Home(less) stretch

By June 12, 2024Uncategorized

In the attempt to downsize one has to sell one’s home and, to do that, one has to engage a real estate agent. It is they who advise you on how to arrange the various rooms, what to get rid of, and what to keep in place. They also have your home open to the public for an ‘open house’ at least once a week for the month leading up to the auction. For the owner, an open house involves packing up anything that identifies them, anything that looks like clutter, or can be interfered with, and anything that is easily nicked should some light fingered person wander through the house. To this end, we pack up laptops (on one of which I write this), chargers, external hard drives, family photographs, jewellery, knitting, etc., into several bags or backpacks, and load up the boot of the car. The car is then backed out of the garage, so it cannot be blocked by the real estate agent’s vehicle, or any early arrivals for the open house. Just before the agent arrives, we turn all the lights on and unlock all the doors. When the agent arrives, we open the garage door and turn its lights on, hop in the loaded car, drive around the block and park about 100 metres from our home to see how many cars turn up to look at the house. We have been told that so far 28 groups have shown up, which is apparently a good result (we guessed it was somewhere in the 20s). This ‘open house’ caper has been going on for close to a month now and I am thoroughly sick of it. It is time consuming, repetitive, and draining, and is only assuaged by glasses of wine and ‘8 out of 10 cats does countdown’ on what used to be called the idiot box.

Element location data:

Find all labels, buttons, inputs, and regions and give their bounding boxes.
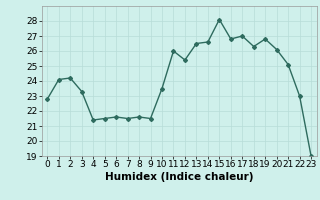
X-axis label: Humidex (Indice chaleur): Humidex (Indice chaleur) <box>105 172 253 182</box>
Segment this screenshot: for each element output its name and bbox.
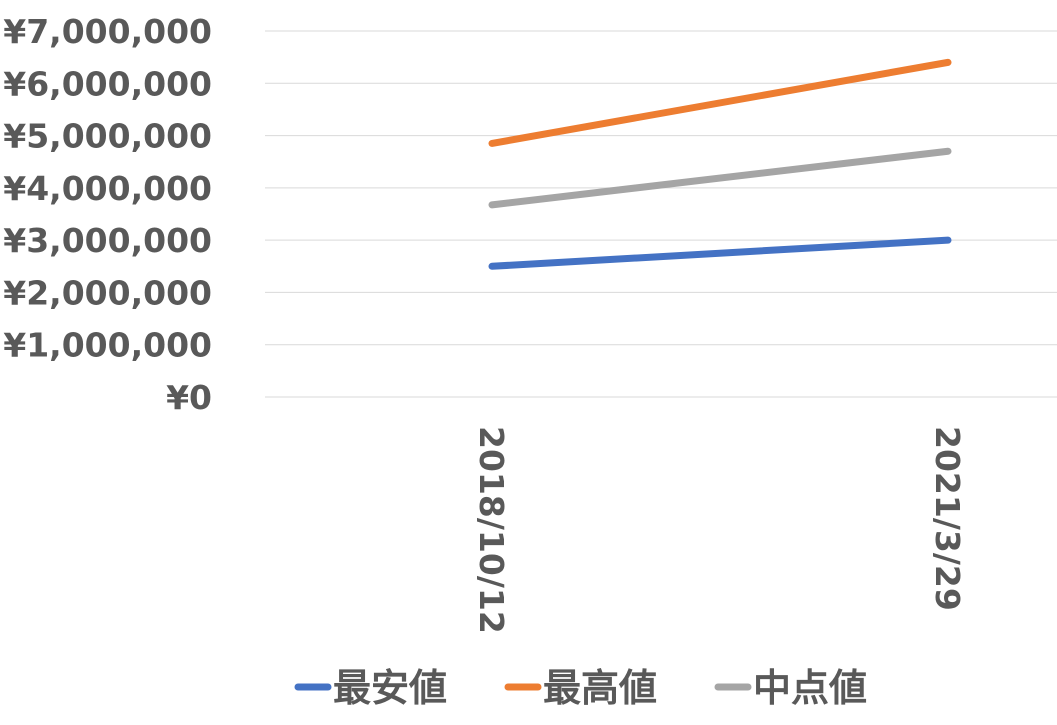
y-tick-label: ¥2,000,000 xyxy=(3,273,212,312)
x-axis-tick-labels: 2018/10/12 2021/3/29 xyxy=(472,426,967,634)
y-tick-label: ¥7,000,000 xyxy=(3,12,212,51)
y-tick-label: ¥0 xyxy=(166,378,212,417)
legend-label: 中点値 xyxy=(753,666,867,710)
legend-item: 最安値 xyxy=(294,666,447,710)
y-tick-label: ¥6,000,000 xyxy=(3,64,212,103)
y-tick-label: ¥4,000,000 xyxy=(3,169,212,208)
series-line xyxy=(488,58,952,147)
legend-label: 最高値 xyxy=(543,666,657,710)
y-tick-label: ¥3,000,000 xyxy=(3,221,212,260)
legend-item: 最高値 xyxy=(504,666,657,710)
legend: 最安値 最高値 中点値 xyxy=(294,666,867,710)
legend-item: 中点値 xyxy=(714,666,867,710)
x-tick-label: 2018/10/12 xyxy=(472,426,511,634)
series-line xyxy=(488,147,952,209)
x-tick-label: 2021/3/29 xyxy=(928,426,967,611)
series-line xyxy=(488,236,952,270)
y-tick-label: ¥5,000,000 xyxy=(3,117,212,156)
series-layer xyxy=(488,58,952,270)
y-tick-label: ¥1,000,000 xyxy=(3,326,212,365)
legend-label: 最安値 xyxy=(333,666,447,710)
y-axis-tick-labels: ¥0 ¥1,000,000 ¥2,000,000 ¥3,000,000 ¥4,000,0… xyxy=(3,12,212,417)
grid-layer xyxy=(265,30,1057,398)
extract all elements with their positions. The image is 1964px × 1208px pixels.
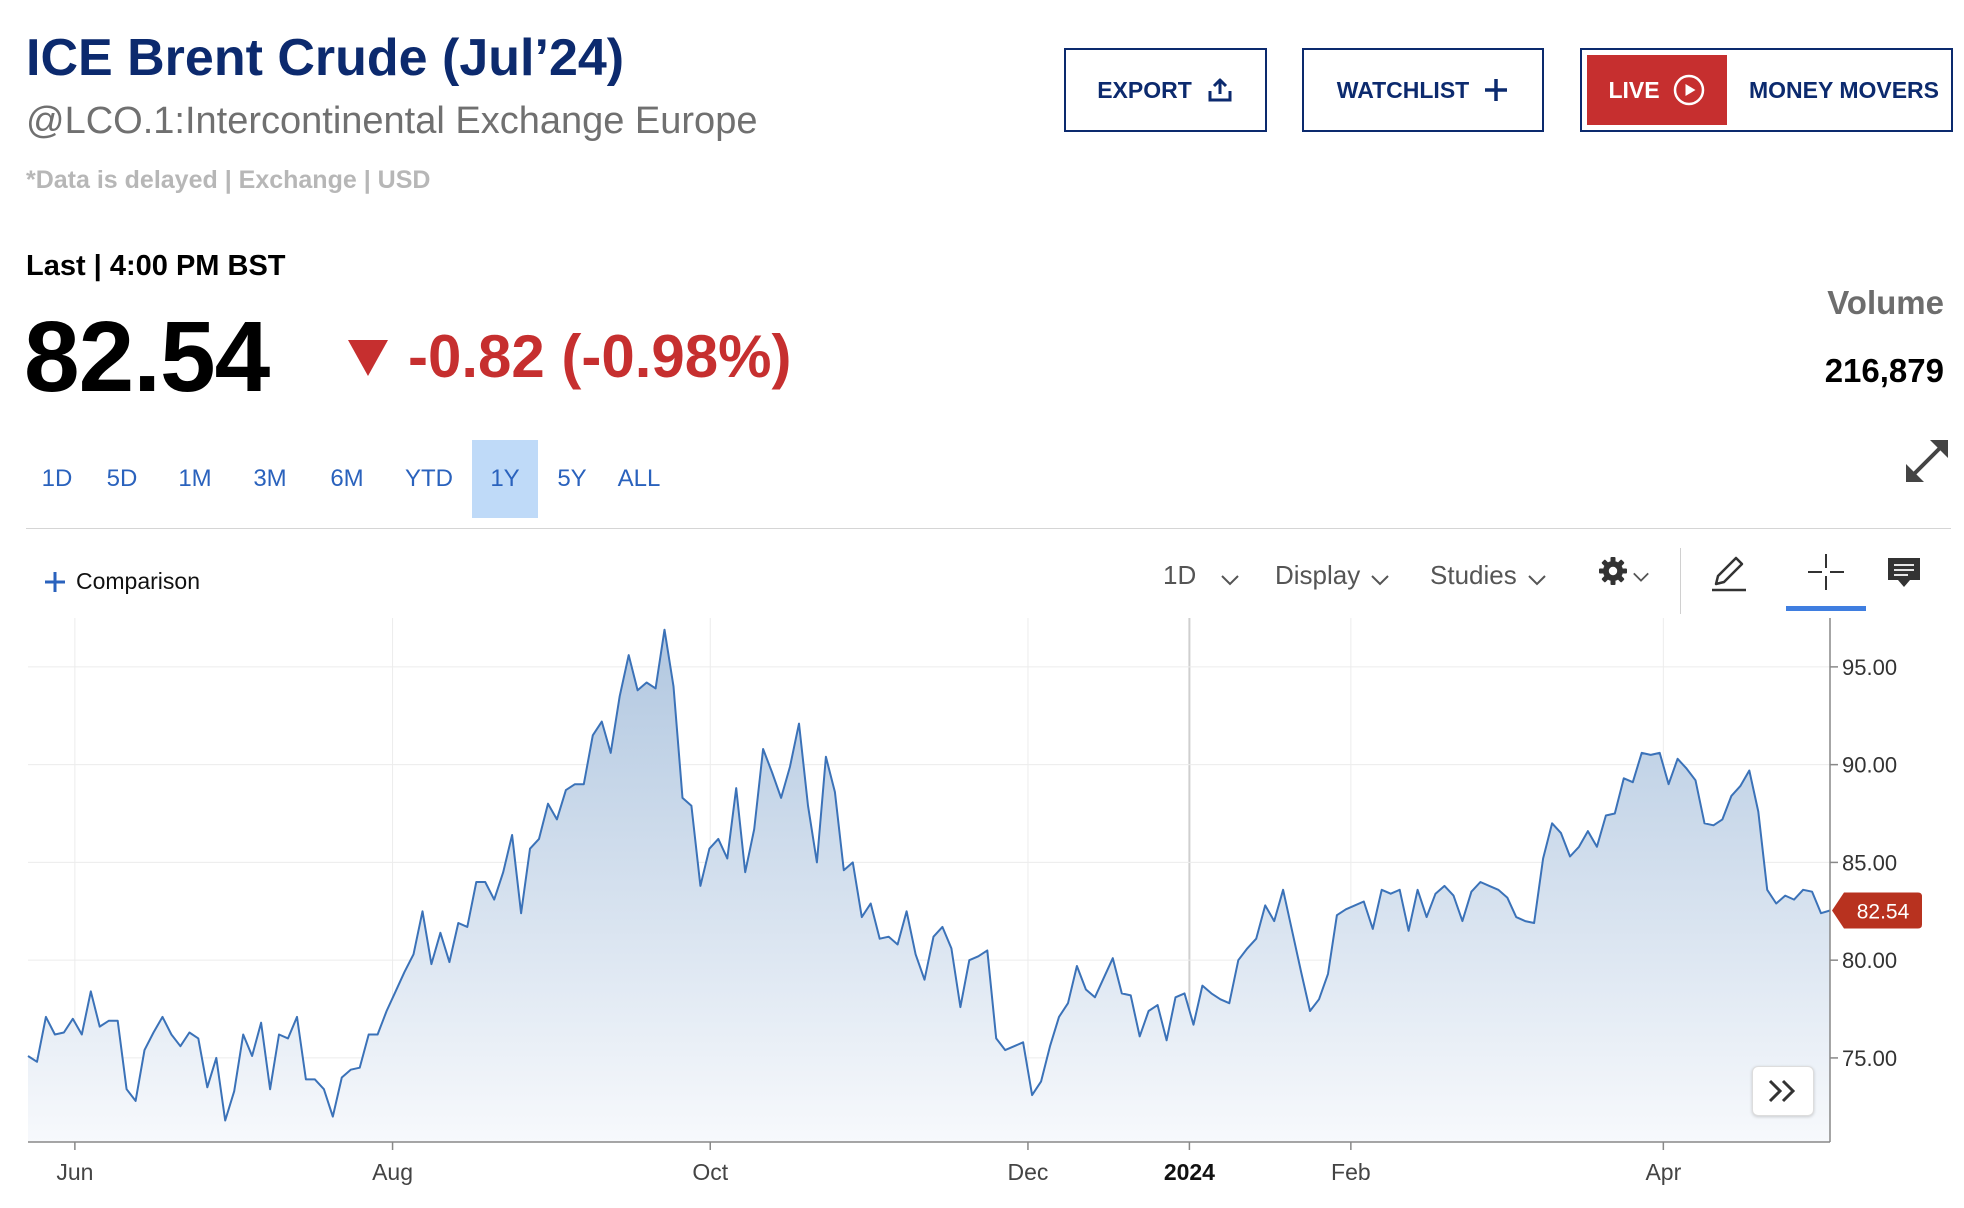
range-1m[interactable]: 1M bbox=[178, 465, 212, 492]
y-tick-label: 90.00 bbox=[1842, 753, 1897, 778]
export-label: EXPORT bbox=[1097, 76, 1192, 103]
time-range-selector: 1D 5D 1M 3M 6M YTD 1Y 5Y ALL bbox=[28, 440, 672, 518]
x-tick-label: Oct bbox=[692, 1159, 728, 1185]
y-tick-label: 75.00 bbox=[1842, 1046, 1897, 1071]
plus-icon bbox=[45, 571, 65, 592]
range-1y[interactable]: 1Y bbox=[472, 440, 538, 518]
export-button[interactable]: EXPORT bbox=[1064, 48, 1267, 132]
interval-dropdown[interactable]: 1D bbox=[1163, 560, 1240, 591]
price-chart[interactable]: Jun Aug Oct Dec 2024 Feb Apr 95.00 90.00 85.00 80.… bbox=[0, 610, 1964, 1208]
chevron-down-icon bbox=[1633, 572, 1649, 582]
expand-icon[interactable] bbox=[1902, 436, 1952, 486]
last-price: 82.54 bbox=[24, 301, 270, 413]
range-3m[interactable]: 3M bbox=[253, 465, 287, 492]
double-chevron-right-icon bbox=[1768, 1079, 1796, 1103]
range-6m[interactable]: 6M bbox=[330, 465, 364, 492]
studies-dropdown[interactable]: Studies bbox=[1430, 560, 1547, 591]
y-tick-label: 95.00 bbox=[1842, 655, 1897, 680]
x-tick-label: Feb bbox=[1331, 1159, 1371, 1185]
range-5y[interactable]: 5Y bbox=[557, 465, 587, 492]
x-tick-label: 2024 bbox=[1164, 1159, 1215, 1185]
chevron-down-icon bbox=[1528, 574, 1546, 585]
watchlist-label: WATCHLIST bbox=[1336, 76, 1470, 103]
chevron-down-icon bbox=[1221, 574, 1239, 585]
display-dropdown[interactable]: Display bbox=[1275, 560, 1390, 591]
y-tick-label: 80.00 bbox=[1842, 948, 1897, 973]
range-1d[interactable]: 1D bbox=[41, 465, 73, 492]
price-line bbox=[27, 628, 1831, 1122]
live-label: LIVE bbox=[1608, 76, 1660, 103]
comment-icon[interactable] bbox=[1886, 556, 1922, 590]
display-label: Display bbox=[1275, 560, 1361, 590]
upload-icon bbox=[1208, 78, 1232, 102]
interval-label: 1D bbox=[1163, 560, 1197, 590]
studies-label: Studies bbox=[1430, 560, 1517, 590]
gear-icon bbox=[1599, 557, 1627, 585]
x-tick-label: Apr bbox=[1645, 1159, 1681, 1185]
down-triangle-icon bbox=[348, 340, 388, 376]
last-value-marker bbox=[1832, 892, 1922, 929]
play-circle-icon bbox=[1673, 74, 1704, 106]
pencil-icon[interactable] bbox=[1708, 552, 1750, 594]
last-value-label: 82.54 bbox=[1857, 901, 1910, 924]
instrument-subtitle: @LCO.1:Intercontinental Exchange Europe bbox=[26, 100, 758, 142]
toolbar-separator bbox=[1680, 548, 1681, 614]
money-movers-live-button[interactable]: LIVE MONEY MOVERS bbox=[1580, 48, 1953, 132]
plus-icon bbox=[1485, 79, 1508, 101]
x-tick-label: Dec bbox=[1008, 1159, 1049, 1185]
watchlist-button[interactable]: WATCHLIST bbox=[1302, 48, 1544, 132]
volume-label: Volume bbox=[1827, 284, 1944, 321]
data-delay-note: *Data is delayed | Exchange | USD bbox=[26, 166, 431, 194]
live-tag: LIVE bbox=[1587, 55, 1727, 125]
crosshair-active-indicator bbox=[1786, 606, 1866, 611]
range-5d[interactable]: 5D bbox=[106, 465, 138, 492]
add-comparison-button[interactable]: Comparison bbox=[44, 568, 200, 595]
money-movers-label: MONEY MOVERS bbox=[1749, 76, 1939, 103]
range-ytd[interactable]: YTD bbox=[405, 465, 453, 492]
price-area-fill bbox=[28, 629, 1830, 1142]
range-all[interactable]: ALL bbox=[617, 465, 661, 492]
chevron-down-icon bbox=[1371, 574, 1389, 585]
y-tick-label: 85.00 bbox=[1842, 850, 1897, 875]
scroll-to-latest-button[interactable] bbox=[1752, 1066, 1814, 1116]
instrument-title: ICE Brent Crude (Jul’24) bbox=[26, 29, 625, 87]
last-trade-label: Last | 4:00 PM BST bbox=[26, 250, 286, 282]
range-divider bbox=[26, 528, 1951, 529]
settings-dropdown[interactable] bbox=[1598, 556, 1650, 586]
price-change: -0.82 (-0.98%) bbox=[408, 323, 792, 390]
volume-value: 216,879 bbox=[1824, 352, 1944, 389]
crosshair-icon[interactable] bbox=[1806, 552, 1846, 592]
x-tick-label: Aug bbox=[372, 1159, 413, 1185]
comparison-label: Comparison bbox=[76, 568, 200, 594]
x-tick-label: Jun bbox=[56, 1159, 93, 1185]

WHAT TO DO:
**A)** List every item that the blog post about open houses names as being packed into bags or backpacks before the house is shown.
**B)** Write the next part of the blog post about selling a home through weekly open houses, picking up right after its final sentence.

TASK RESULTS:
**A)** laptops, chargers, external hard drives, family photographs, jewellery, knitting

**B)**
The auction of the house happens in the next week, and I can hardly wait for it all to be over. On the other hand, it will be hard to leave this place, as it has been a home for almost half my life. The place we are moving to has not yet been completed, so we will be homeless for a few weeks. This will be filled with travelling about the countryside visiting relatives and friends and bludging a bed off them for a night or three until we can move in with all our stuff.

8 Comments

  • Doderamus says:

    “one has to sell one’s home and, to do that, one has to engage a real estate agent.”

    Having gone through the above process once many years ago, I decided I could have done it myself. At a fraction of the cost; I just didn’t have the time, energy or inclination, at that particular stage fo my life. But it can be done, and during my sale and subsequent purchase, I saw several successful examples where people had managed the sale of their own properties.

    • admin says:

      Doderamus,
      I am the same way. At this time of my life, I have plenty of other things to do that I enjoy (i.e. palaeontology and blogging) and if it costs me a few (many) $ to go through the process, I don’t really care. You cannot take it with you when you drop off the twig.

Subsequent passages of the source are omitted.